To do: Search the material for the string "JSON", then return every line where it is found.

Dataset records:
* BEGIN *

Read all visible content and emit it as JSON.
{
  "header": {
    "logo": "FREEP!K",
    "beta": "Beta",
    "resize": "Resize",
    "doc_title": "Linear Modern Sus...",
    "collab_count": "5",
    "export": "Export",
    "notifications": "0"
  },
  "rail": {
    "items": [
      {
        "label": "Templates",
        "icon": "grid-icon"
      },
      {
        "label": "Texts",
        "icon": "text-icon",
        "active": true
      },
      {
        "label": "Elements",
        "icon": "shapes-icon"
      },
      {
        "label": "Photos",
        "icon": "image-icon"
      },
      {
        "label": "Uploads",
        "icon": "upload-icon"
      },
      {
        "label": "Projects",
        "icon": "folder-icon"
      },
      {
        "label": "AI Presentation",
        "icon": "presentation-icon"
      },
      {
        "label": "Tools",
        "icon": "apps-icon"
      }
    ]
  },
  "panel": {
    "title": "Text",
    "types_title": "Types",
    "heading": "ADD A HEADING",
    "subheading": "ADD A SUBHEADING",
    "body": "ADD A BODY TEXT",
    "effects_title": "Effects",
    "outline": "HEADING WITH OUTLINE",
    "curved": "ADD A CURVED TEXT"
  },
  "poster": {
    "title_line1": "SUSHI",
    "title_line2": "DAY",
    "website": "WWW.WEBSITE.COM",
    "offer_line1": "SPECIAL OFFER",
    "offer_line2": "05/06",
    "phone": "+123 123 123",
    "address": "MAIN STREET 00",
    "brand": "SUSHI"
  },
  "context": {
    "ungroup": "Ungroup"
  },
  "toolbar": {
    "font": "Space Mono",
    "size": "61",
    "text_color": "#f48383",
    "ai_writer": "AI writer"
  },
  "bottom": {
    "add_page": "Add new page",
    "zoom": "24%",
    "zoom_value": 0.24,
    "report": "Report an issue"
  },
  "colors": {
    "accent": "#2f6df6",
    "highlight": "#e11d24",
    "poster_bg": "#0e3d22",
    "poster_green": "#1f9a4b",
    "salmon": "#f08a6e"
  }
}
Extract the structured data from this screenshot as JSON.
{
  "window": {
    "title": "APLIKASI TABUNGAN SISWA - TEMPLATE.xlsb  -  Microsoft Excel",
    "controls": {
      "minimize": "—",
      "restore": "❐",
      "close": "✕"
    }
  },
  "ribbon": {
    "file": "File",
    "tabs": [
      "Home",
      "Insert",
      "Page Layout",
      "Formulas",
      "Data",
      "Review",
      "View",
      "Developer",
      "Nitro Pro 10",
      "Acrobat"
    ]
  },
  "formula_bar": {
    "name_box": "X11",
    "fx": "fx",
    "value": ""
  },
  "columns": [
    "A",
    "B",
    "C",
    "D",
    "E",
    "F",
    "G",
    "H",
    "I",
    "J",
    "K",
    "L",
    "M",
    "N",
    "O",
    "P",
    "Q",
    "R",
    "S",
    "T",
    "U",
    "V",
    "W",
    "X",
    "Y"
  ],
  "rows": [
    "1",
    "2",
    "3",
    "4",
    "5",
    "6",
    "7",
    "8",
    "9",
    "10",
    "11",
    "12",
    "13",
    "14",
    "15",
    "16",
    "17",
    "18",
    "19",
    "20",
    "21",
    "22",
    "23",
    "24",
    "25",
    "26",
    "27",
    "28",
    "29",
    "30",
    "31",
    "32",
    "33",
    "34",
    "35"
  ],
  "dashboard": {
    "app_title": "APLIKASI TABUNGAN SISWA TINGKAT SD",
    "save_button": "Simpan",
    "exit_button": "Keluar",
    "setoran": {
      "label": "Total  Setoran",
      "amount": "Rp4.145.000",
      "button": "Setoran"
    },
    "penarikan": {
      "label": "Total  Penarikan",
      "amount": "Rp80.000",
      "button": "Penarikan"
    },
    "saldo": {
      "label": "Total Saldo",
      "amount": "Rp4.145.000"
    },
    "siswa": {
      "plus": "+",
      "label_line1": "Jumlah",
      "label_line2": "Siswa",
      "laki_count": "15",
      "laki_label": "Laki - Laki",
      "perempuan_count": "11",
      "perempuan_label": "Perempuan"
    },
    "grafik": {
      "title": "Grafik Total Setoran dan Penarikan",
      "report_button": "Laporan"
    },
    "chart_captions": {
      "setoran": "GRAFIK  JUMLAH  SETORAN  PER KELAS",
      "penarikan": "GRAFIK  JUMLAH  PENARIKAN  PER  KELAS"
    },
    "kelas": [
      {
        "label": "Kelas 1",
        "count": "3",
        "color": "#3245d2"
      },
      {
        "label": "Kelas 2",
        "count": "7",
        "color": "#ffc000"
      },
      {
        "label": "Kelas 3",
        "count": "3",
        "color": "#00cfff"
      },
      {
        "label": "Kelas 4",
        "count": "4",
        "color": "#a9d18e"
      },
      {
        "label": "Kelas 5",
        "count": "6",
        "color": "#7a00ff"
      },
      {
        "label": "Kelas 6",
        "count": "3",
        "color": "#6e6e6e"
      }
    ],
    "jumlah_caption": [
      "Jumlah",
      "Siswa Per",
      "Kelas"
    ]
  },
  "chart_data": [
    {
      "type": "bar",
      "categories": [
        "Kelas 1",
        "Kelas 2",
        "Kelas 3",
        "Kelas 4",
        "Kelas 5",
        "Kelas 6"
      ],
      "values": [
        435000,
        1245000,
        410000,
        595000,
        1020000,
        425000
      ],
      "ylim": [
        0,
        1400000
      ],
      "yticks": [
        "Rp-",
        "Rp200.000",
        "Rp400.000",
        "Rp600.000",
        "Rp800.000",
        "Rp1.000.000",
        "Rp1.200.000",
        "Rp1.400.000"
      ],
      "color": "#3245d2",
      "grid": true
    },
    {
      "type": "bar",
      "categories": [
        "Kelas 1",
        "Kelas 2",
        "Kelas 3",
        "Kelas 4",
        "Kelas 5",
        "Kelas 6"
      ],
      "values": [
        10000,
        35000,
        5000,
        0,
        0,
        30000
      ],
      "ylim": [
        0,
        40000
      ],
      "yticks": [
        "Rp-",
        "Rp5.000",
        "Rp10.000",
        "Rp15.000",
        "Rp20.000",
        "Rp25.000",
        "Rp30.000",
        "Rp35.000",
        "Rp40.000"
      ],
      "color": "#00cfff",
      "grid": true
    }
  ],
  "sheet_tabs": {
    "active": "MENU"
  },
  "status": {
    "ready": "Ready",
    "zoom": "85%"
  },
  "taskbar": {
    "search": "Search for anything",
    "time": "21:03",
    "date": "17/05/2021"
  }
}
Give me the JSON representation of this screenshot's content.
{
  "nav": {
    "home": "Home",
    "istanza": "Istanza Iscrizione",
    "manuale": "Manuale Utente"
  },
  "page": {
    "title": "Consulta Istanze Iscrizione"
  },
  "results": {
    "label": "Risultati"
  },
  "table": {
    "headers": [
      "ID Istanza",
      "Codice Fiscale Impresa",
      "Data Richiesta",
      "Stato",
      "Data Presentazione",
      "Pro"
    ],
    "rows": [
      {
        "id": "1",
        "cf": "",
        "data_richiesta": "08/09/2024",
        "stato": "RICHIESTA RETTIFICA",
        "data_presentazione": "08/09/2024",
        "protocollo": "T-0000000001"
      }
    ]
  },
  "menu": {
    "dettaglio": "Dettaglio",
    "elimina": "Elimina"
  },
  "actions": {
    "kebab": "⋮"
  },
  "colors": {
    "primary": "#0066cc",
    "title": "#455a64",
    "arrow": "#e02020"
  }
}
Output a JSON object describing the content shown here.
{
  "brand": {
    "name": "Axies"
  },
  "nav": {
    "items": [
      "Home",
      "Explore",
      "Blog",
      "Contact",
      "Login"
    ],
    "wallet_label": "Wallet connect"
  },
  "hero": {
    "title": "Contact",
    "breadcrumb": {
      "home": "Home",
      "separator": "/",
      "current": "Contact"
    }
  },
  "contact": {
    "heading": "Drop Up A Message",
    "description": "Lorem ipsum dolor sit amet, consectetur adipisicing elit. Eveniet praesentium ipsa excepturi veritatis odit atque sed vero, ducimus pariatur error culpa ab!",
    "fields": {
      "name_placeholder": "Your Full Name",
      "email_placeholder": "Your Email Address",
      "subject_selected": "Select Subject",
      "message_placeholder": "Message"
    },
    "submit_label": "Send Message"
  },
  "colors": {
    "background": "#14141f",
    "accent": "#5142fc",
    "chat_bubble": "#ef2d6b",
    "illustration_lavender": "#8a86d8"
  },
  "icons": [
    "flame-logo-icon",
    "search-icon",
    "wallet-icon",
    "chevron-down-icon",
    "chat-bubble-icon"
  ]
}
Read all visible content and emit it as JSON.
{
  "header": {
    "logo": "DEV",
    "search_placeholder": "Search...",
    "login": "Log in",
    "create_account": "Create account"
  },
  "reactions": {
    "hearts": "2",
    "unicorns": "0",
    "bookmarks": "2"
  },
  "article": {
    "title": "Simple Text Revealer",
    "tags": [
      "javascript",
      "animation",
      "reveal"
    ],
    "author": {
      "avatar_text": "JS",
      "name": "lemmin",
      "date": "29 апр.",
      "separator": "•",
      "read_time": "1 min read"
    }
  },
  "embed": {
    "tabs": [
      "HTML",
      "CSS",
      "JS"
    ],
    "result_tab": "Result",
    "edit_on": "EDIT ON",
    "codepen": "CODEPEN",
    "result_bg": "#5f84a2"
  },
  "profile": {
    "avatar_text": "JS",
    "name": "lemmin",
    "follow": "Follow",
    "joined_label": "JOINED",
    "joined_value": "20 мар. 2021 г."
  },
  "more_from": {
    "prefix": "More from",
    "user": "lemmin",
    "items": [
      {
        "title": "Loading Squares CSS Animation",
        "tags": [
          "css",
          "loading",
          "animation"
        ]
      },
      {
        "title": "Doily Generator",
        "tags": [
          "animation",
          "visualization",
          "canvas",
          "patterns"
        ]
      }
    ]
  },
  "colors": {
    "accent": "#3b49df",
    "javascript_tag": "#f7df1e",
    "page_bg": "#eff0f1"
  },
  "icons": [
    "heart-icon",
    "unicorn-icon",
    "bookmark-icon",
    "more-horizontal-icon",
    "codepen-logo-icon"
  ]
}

* END *

Completed exercise:
Read all visible content and emit it as JSON.
Extract the structured data from this screenshot as JSON.
Give me the JSON representation of this screenshot's content.
Output a JSON object describing the content shown here.
Read all visible content and emit it as JSON.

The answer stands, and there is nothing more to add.